- [TASK]: Below is a listing to transcribe in full and exactly; keep the pictures out.

- [RECORDS FOR THIS EXERCISE]:

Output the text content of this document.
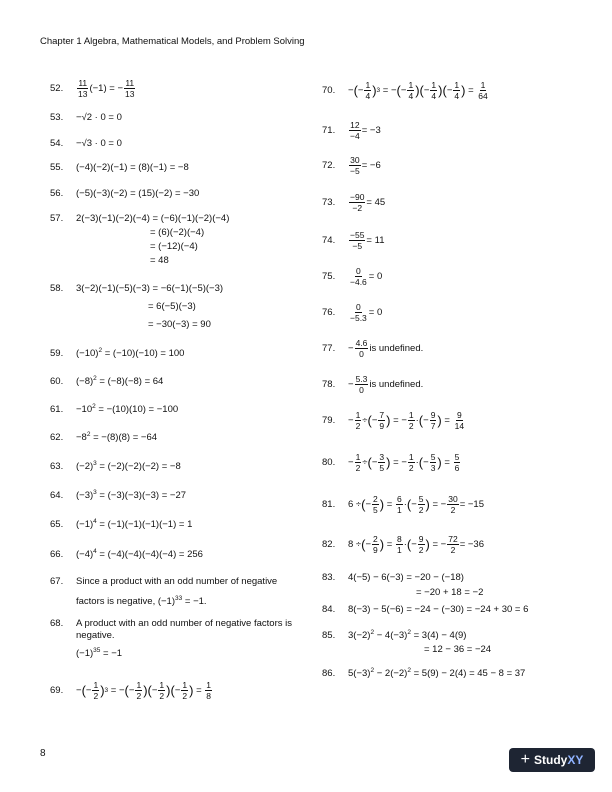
Chapter 1 Algebra, Mathematical Models, and Problem Solving
52.	11
13
(−1) = − $\frac{11}{13}$
53. −√2 · 0 = 0
54. −√3 · 0 = 0
55. (−4)(−2)(−1) = (8)(−1) = −8
56. (−5)(−3)(−2) = (15)(−2) = −30
57. 2(−3)(−1)(−2)(−4) = (−6)(−1)(−2)(−4)
= (6)(−2)(−4)
= (−12)(−4)
= 48
58. 3(−2)(−1)(−5)(−3) = −6(−1)(−5)(−3)
= 6(−5)(−3)
= −30(−3) = 90
59. $(-10)^2 = (-10)(-10) = 100$
60. $(-8)^2 = (-8)(-8) = 64$
61. $-10^2 = -(10)(10) = -100$
62. $-8^2 = -(8)(8) = -64$
63. $(-2)^3 = (-2)(-2)(-2) = -8$
64. $(-3)^3 = (-3)(-3)(-3) = -27$
65. $(-1)^4 = (-1)(-1)(-1)(-1) = 1$
66. $(-4)^4 = (-4)(-4)(-4)(-4) = 256$
67. Since a product with an odd number of negative
factors is negative, $(-1)^{33} = -1$.
68. A product with an odd number of negative factors is
negative.
$(-1)^{35} = -1$
69.	− ( − $\frac{1}{2}$ ) 3 = − ( − $\frac{1}{2}$ )( − $\frac{1}{2}$ )( − $\frac{1}{2}$ ) = $\frac{1}{8}$
70.	− ( − $\frac{1}{4}$ ) 3 = − ( − $\frac{1}{4}$ )( − $\frac{1}{4}$ )( − $\frac{1}{4}$ ) = $\frac{1}{64}$
71.	$\frac{12}{-4} = -3$
72.	$\frac{30}{-5} = -6$
73.	$\frac{-90}{-2} = 45$
74.	$\frac{-55}{-5} = 11$
75.	$\frac{0}{-4.6} = 0$
76.	$\frac{0}{-5.3} = 0$
77.	− $\frac{4.6}{0}$ is undefined.
78.	− $\frac{5.3}{0}$ is undefined.
79.	− $\frac{1}{2}$ ÷ ( − $\frac{7}{9}$ ) = − $\frac{1}{2}$ · ( − $\frac{9}{7}$ ) = $\frac{9}{14}$
80.	− $\frac{1}{2}$ ÷ ( − $\frac{3}{5}$ ) = − $\frac{1}{2}$ · ( − $\frac{5}{3}$ ) = $\frac{5}{6}$
81.	6 ÷ ( − $\frac{2}{5}$ ) = $\frac{6}{1}$ · ( − $\frac{5}{2}$ ) = − $\frac{30}{2} = -15$
82.	8 ÷ ( − $\frac{2}{9}$ ) = $\frac{8}{1}$ · ( − $\frac{9}{2}$ ) = − $\frac{72}{2} = -36$
83. 4(−5) − 6(−3) = −20 − (−18)
= −20 + 18 = −2
84. 8(−3) − 5(−6) = −24 − (−30) = −24 + 30 = 6
85. $3(-2)^2 - 4(-3)^2 = 3(4) - 4(9)$
= 12 − 36 = −24
86. $5(-3)^2 - 2(-2)^2 = 5(9) - 2(4) = 45 - 8 = 37$
8	+ Study XY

- [EXERCISE OUTPUT]:
Output the text content of this document.
Chapter 1 Algebra, Mathematical Models, and Problem Solving
52.	11
13
(−1) = − $\frac{11}{13}$
53. −√2 · 0 = 0
54. −√3 · 0 = 0
55. (−4)(−2)(−1) = (8)(−1) = −8
56. (−5)(−3)(−2) = (15)(−2) = −30
57. 2(−3)(−1)(−2)(−4) = (−6)(−1)(−2)(−4)
= (6)(−2)(−4)
= (−12)(−4)
= 48
58. 3(−2)(−1)(−5)(−3) = −6(−1)(−5)(−3)
= 6(−5)(−3)
= −30(−3) = 90
59. $(-10)^2 = (-10)(-10) = 100$
60. $(-8)^2 = (-8)(-8) = 64$
61. $-10^2 = -(10)(10) = -100$
62. $-8^2 = -(8)(8) = -64$
63. $(-2)^3 = (-2)(-2)(-2) = -8$
64. $(-3)^3 = (-3)(-3)(-3) = -27$
65. $(-1)^4 = (-1)(-1)(-1)(-1) = 1$
66. $(-4)^4 = (-4)(-4)(-4)(-4) = 256$
67. Since a product with an odd number of negative
factors is negative, $(-1)^{33} = -1$.
68. A product with an odd number of negative factors is
negative.
$(-1)^{35} = -1$
69.	− ( − $\frac{1}{2}$ ) 3 = − ( − $\frac{1}{2}$ )( − $\frac{1}{2}$ )( − $\frac{1}{2}$ ) = $\frac{1}{8}$
70.	− ( − $\frac{1}{4}$ ) 3 = − ( − $\frac{1}{4}$ )( − $\frac{1}{4}$ )( − $\frac{1}{4}$ ) = $\frac{1}{64}$
71.	$\frac{12}{-4} = -3$
72.	$\frac{30}{-5} = -6$
73.	$\frac{-90}{-2} = 45$
74.	$\frac{-55}{-5} = 11$
75.	$\frac{0}{-4.6} = 0$
76.	$\frac{0}{-5.3} = 0$
77.	− $\frac{4.6}{0}$ is undefined.
78.	− $\frac{5.3}{0}$ is undefined.
79.	− $\frac{1}{2}$ ÷ ( − $\frac{7}{9}$ ) = − $\frac{1}{2}$ · ( − $\frac{9}{7}$ ) = $\frac{9}{14}$
80.	− $\frac{1}{2}$ ÷ ( − $\frac{3}{5}$ ) = − $\frac{1}{2}$ · ( − $\frac{5}{3}$ ) = $\frac{5}{6}$
81.	6 ÷ ( − $\frac{2}{5}$ ) = $\frac{6}{1}$ · ( − $\frac{5}{2}$ ) = − $\frac{30}{2} = -15$
82.	8 ÷ ( − $\frac{2}{9}$ ) = $\frac{8}{1}$ · ( − $\frac{9}{2}$ ) = − $\frac{72}{2} = -36$
83. 4(−5) − 6(−3) = −20 − (−18)
= −20 + 18 = −2
84. 8(−3) − 5(−6) = −24 − (−30) = −24 + 30 = 6
85. $3(-2)^2 - 4(-3)^2 = 3(4) - 4(9)$
= 12 − 36 = −24
86. $5(-3)^2 - 2(-2)^2 = 5(9) - 2(4) = 45 - 8 = 37$
8	+ Study XY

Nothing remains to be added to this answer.